## Material shown:
= = = = =

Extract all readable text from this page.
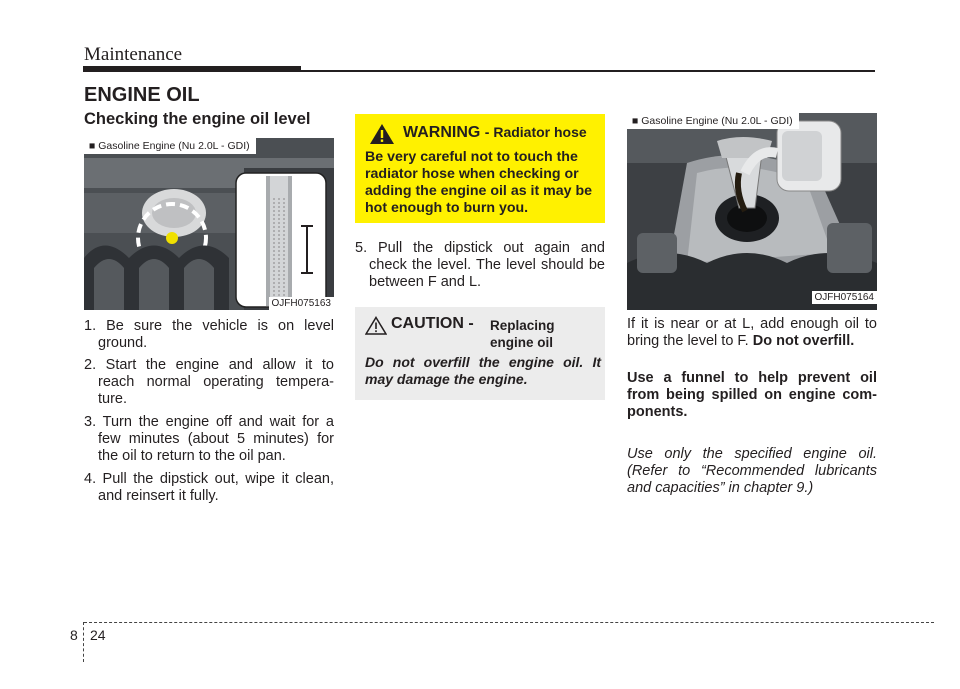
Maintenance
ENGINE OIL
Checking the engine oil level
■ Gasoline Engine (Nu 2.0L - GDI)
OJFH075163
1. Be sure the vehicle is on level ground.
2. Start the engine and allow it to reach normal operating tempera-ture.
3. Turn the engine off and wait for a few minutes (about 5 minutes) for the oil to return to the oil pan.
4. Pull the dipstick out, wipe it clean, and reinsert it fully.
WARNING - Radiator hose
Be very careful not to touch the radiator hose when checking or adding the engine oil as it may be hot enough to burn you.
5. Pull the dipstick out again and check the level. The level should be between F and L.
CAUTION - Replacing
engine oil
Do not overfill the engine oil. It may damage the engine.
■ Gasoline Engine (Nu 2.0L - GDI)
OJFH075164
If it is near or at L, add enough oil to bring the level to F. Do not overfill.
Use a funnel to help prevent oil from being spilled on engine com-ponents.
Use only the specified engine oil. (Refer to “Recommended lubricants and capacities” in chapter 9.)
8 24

= = = = =

Write out all the entries again, word for word, and print no images.

## Solution to the problem:
Extract all readable text from this page.
Maintenance
ENGINE OIL
Checking the engine oil level
■ Gasoline Engine (Nu 2.0L - GDI)
OJFH075163
1. Be sure the vehicle is on level ground.
2. Start the engine and allow it to reach normal operating tempera-ture.
3. Turn the engine off and wait for a few minutes (about 5 minutes) for the oil to return to the oil pan.
4. Pull the dipstick out, wipe it clean, and reinsert it fully.
WARNING - Radiator hose
Be very careful not to touch the radiator hose when checking or adding the engine oil as it may be hot enough to burn you.
5. Pull the dipstick out again and check the level. The level should be between F and L.
CAUTION - Replacing
engine oil
Do not overfill the engine oil. It may damage the engine.
■ Gasoline Engine (Nu 2.0L - GDI)
OJFH075164
If it is near or at L, add enough oil to bring the level to F. Do not overfill.
Use a funnel to help prevent oil from being spilled on engine com-ponents.
Use only the specified engine oil. (Refer to “Recommended lubricants and capacities” in chapter 9.)
8 24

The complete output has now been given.